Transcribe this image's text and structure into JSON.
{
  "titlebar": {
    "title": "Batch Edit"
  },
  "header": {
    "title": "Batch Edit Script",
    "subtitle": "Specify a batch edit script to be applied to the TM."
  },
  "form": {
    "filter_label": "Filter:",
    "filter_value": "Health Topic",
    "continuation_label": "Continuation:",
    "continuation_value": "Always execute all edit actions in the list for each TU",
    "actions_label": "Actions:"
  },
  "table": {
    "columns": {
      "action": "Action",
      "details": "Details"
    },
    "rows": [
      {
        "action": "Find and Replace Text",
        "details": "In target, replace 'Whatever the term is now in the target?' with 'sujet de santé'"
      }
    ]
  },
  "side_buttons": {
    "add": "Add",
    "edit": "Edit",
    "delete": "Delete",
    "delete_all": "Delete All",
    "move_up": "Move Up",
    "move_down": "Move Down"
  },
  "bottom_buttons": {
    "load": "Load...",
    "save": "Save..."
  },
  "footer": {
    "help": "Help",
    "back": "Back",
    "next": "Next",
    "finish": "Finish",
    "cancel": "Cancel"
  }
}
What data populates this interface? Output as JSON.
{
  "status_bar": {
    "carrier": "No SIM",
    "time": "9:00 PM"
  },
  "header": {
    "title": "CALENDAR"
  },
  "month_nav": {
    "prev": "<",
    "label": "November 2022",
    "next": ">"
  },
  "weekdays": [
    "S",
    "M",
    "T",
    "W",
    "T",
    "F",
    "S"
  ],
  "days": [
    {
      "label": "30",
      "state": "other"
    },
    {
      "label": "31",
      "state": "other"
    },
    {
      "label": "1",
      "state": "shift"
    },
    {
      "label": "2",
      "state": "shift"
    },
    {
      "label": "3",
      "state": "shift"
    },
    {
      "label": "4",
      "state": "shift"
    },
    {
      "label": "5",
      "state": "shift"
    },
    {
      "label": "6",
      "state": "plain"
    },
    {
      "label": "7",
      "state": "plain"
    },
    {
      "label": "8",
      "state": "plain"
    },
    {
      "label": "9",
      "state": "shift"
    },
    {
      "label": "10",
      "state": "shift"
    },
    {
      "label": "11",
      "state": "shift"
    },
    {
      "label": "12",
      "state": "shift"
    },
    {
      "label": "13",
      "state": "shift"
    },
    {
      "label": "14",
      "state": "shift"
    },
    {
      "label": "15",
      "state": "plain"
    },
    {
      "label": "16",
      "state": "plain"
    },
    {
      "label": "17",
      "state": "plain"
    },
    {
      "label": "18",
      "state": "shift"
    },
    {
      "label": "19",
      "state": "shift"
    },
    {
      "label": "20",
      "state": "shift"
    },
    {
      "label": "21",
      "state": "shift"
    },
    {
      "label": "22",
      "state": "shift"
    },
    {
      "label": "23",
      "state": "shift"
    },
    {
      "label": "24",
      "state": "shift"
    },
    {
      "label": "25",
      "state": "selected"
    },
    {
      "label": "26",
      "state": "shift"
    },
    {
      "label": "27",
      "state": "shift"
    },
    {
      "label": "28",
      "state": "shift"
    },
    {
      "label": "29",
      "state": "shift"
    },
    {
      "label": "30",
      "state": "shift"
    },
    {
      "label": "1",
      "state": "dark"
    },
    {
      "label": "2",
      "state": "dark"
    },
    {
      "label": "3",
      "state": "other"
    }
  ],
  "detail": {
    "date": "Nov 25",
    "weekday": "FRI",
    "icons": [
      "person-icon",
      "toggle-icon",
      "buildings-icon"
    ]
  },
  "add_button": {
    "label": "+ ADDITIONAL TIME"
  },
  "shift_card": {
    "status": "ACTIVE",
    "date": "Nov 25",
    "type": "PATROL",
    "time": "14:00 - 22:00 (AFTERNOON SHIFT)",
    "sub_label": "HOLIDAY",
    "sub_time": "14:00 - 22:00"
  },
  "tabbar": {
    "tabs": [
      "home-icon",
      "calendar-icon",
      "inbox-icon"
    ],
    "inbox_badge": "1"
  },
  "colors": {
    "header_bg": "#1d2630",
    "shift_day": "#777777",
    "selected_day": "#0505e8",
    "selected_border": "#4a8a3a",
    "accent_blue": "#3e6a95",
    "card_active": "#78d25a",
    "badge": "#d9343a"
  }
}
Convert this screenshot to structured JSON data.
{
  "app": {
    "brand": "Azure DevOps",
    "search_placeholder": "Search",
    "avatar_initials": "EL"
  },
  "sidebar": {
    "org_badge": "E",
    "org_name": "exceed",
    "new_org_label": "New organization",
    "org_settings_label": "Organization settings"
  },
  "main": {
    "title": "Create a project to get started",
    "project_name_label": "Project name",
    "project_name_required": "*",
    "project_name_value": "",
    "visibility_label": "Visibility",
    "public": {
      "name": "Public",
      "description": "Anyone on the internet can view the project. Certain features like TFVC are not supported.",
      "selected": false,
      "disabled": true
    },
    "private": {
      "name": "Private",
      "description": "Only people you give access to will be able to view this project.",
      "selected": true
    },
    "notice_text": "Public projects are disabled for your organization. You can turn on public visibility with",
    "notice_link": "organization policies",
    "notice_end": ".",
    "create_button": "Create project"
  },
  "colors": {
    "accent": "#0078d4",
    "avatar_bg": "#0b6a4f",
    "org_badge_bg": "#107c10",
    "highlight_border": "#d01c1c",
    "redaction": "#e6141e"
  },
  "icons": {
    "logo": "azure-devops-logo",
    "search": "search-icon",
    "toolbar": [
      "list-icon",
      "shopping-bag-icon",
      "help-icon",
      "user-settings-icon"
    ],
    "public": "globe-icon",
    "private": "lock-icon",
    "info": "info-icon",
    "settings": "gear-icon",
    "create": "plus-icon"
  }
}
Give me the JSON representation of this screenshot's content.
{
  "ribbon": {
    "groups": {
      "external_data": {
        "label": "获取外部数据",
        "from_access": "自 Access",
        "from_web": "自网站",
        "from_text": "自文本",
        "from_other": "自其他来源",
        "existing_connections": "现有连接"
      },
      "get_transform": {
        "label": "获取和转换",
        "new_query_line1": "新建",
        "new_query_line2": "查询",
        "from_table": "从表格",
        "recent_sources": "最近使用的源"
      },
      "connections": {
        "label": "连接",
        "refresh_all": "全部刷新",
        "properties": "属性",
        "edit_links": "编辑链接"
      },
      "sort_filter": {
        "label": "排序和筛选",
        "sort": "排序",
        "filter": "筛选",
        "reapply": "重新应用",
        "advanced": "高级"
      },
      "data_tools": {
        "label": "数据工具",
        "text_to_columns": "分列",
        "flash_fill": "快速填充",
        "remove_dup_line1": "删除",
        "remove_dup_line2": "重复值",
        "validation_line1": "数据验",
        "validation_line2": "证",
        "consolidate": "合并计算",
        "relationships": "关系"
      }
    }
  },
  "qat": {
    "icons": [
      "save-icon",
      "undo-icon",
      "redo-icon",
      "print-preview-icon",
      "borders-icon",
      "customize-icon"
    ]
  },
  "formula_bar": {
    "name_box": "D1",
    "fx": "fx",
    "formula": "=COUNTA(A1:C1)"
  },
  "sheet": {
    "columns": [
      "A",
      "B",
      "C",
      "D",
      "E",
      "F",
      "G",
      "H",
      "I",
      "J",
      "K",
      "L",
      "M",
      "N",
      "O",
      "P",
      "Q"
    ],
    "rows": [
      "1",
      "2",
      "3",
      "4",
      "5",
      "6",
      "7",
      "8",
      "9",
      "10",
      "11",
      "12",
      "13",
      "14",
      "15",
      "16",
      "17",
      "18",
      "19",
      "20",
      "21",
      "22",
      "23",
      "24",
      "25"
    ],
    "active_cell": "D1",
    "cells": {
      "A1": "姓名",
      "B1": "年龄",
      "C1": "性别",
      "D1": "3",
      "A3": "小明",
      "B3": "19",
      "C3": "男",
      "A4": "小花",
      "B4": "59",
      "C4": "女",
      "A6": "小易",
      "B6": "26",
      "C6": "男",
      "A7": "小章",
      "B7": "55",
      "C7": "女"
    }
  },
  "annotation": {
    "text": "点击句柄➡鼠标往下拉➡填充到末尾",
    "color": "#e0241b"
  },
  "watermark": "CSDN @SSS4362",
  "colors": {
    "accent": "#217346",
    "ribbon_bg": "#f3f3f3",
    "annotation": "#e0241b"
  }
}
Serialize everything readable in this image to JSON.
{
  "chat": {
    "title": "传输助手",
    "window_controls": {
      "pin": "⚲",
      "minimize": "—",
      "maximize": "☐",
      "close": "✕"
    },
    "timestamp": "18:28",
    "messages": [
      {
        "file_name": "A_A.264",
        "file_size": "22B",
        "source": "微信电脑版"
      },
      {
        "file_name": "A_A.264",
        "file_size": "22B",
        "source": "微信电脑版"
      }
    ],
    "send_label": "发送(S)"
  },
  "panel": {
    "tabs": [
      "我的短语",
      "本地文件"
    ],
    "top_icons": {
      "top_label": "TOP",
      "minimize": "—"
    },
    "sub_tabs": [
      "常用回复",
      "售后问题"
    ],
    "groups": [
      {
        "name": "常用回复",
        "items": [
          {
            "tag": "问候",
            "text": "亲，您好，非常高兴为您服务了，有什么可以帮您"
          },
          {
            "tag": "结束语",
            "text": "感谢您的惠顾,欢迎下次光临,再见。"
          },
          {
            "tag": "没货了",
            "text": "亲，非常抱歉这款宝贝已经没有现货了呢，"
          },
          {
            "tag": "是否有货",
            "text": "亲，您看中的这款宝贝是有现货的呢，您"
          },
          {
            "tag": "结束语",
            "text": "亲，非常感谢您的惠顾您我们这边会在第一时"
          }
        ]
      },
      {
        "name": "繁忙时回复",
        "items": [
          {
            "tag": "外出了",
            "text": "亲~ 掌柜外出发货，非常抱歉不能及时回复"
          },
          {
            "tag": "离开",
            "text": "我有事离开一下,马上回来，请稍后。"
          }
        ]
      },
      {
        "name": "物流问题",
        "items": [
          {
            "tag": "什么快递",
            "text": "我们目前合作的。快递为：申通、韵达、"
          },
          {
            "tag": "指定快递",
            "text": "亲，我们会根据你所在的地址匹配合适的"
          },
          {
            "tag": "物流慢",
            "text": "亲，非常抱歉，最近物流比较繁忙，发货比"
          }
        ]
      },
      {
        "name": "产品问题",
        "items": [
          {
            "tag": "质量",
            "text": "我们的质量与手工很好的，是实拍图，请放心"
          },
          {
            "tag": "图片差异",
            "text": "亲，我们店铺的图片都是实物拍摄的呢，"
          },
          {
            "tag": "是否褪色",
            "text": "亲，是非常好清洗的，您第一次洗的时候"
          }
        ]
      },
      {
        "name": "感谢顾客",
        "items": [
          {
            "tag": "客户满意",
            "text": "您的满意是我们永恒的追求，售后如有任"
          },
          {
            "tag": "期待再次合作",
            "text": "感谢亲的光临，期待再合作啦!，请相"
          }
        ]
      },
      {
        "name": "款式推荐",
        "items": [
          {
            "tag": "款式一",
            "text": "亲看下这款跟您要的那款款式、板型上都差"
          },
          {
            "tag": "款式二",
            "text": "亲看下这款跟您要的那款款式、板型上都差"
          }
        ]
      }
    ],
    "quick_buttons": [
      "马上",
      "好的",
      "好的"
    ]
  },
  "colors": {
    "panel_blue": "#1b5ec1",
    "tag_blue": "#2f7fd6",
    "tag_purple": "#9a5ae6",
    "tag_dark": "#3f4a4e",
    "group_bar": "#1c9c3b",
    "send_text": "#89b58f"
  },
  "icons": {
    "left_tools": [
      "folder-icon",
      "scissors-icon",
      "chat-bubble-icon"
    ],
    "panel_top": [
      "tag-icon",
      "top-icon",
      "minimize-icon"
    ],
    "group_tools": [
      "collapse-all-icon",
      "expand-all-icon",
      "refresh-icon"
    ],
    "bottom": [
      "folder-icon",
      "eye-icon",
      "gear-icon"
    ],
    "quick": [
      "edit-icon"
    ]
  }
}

__TASK DESCRIPTION__
Tally the lines of the data that contain the string "details" and report the total alone.

__SOLUTION TO THIS EXERCISE__
2